> _Provided records_:
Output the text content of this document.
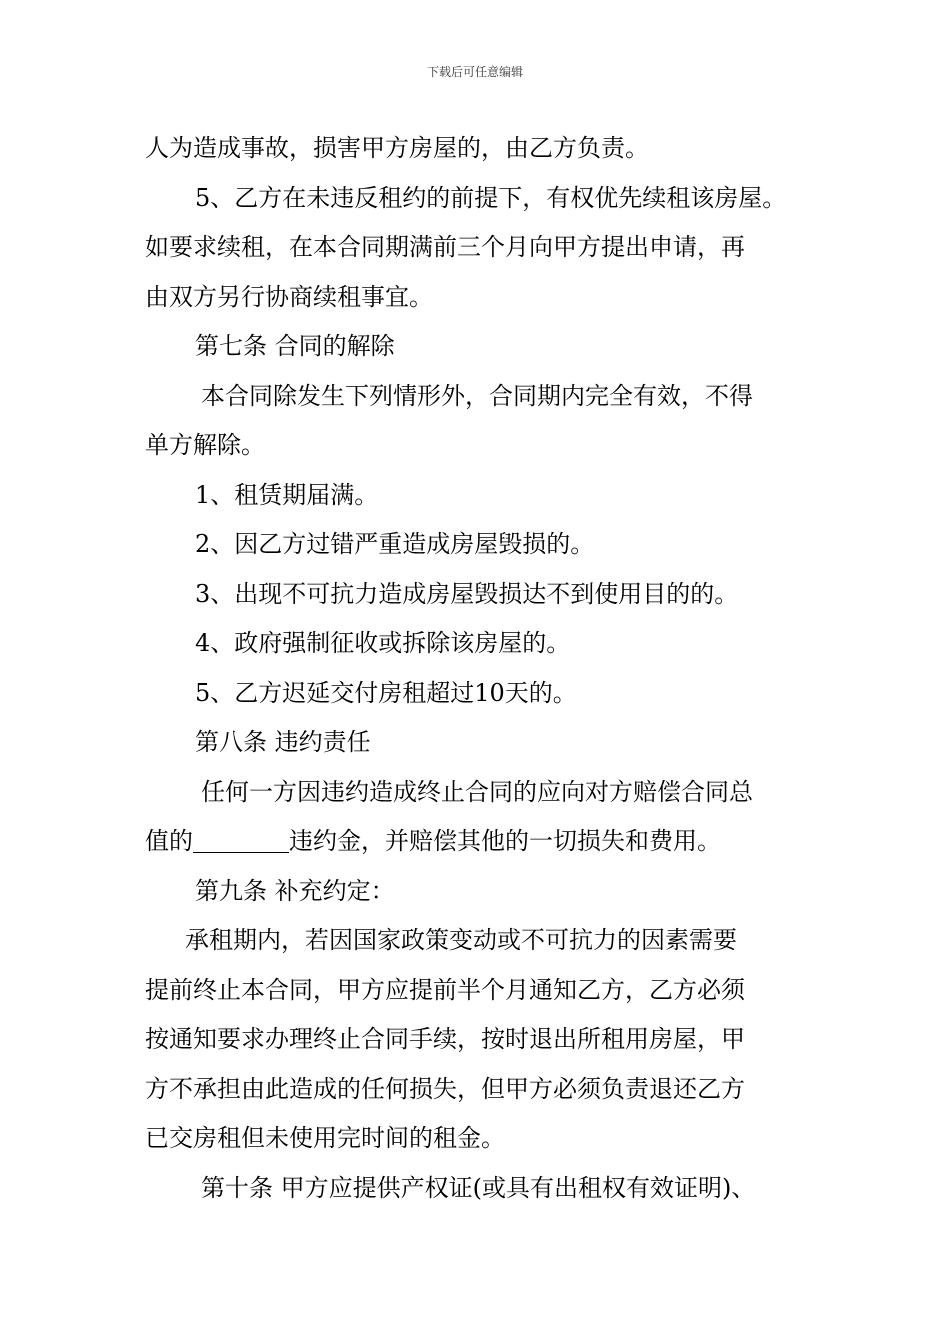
下载后可任意编辑
人为造成事故，损害甲方房屋的，由乙方负责。
5、乙方在未违反租约的前提下，有权优先续租该房屋。
如要求续租，在本合同期满前三个月向甲方提出申请，再
由双方另行协商续租事宜。
第七条 合同的解除
本合同除发生下列情形外，合同期内完全有效，不得
单方解除。
1、租赁期届满。
2、因乙方过错严重造成房屋毁损的。
3、出现不可抗力造成房屋毁损达不到使用目的的。
4、政府强制征收或拆除该房屋的。
5、乙方迟延交付房租超过10天的。
第八条 违约责任
任何一方因违约造成终止合同的应向对方赔偿合同总
值的	违约金，并赔偿其他的一切损失和费用。
第九条 补充约定：
承租期内，若因国家政策变动或不可抗力的因素需要
提前终止本合同，甲方应提前半个月通知乙方，乙方必须
按通知要求办理终止合同手续，按时退出所租用房屋，甲
方不承担由此造成的任何损失，但甲方必须负责退还乙方
已交房租但未使用完时间的租金。
第十条 甲方应提供产权证(或具有出租权有效证明)、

> _What to do_: Transcribe the material exactly, keeping every word and none of the pictures.

> _Solved exercise_:
Output the text content of this document.
下载后可任意编辑
人为造成事故，损害甲方房屋的，由乙方负责。
5、乙方在未违反租约的前提下，有权优先续租该房屋。
如要求续租，在本合同期满前三个月向甲方提出申请，再
由双方另行协商续租事宜。
第七条 合同的解除
本合同除发生下列情形外，合同期内完全有效，不得
单方解除。
1、租赁期届满。
2、因乙方过错严重造成房屋毁损的。
3、出现不可抗力造成房屋毁损达不到使用目的的。
4、政府强制征收或拆除该房屋的。
5、乙方迟延交付房租超过10天的。
第八条 违约责任
任何一方因违约造成终止合同的应向对方赔偿合同总
值的	违约金，并赔偿其他的一切损失和费用。
第九条 补充约定：
承租期内，若因国家政策变动或不可抗力的因素需要
提前终止本合同，甲方应提前半个月通知乙方，乙方必须
按通知要求办理终止合同手续，按时退出所租用房屋，甲
方不承担由此造成的任何损失，但甲方必须负责退还乙方
已交房租但未使用完时间的租金。
第十条 甲方应提供产权证(或具有出租权有效证明)、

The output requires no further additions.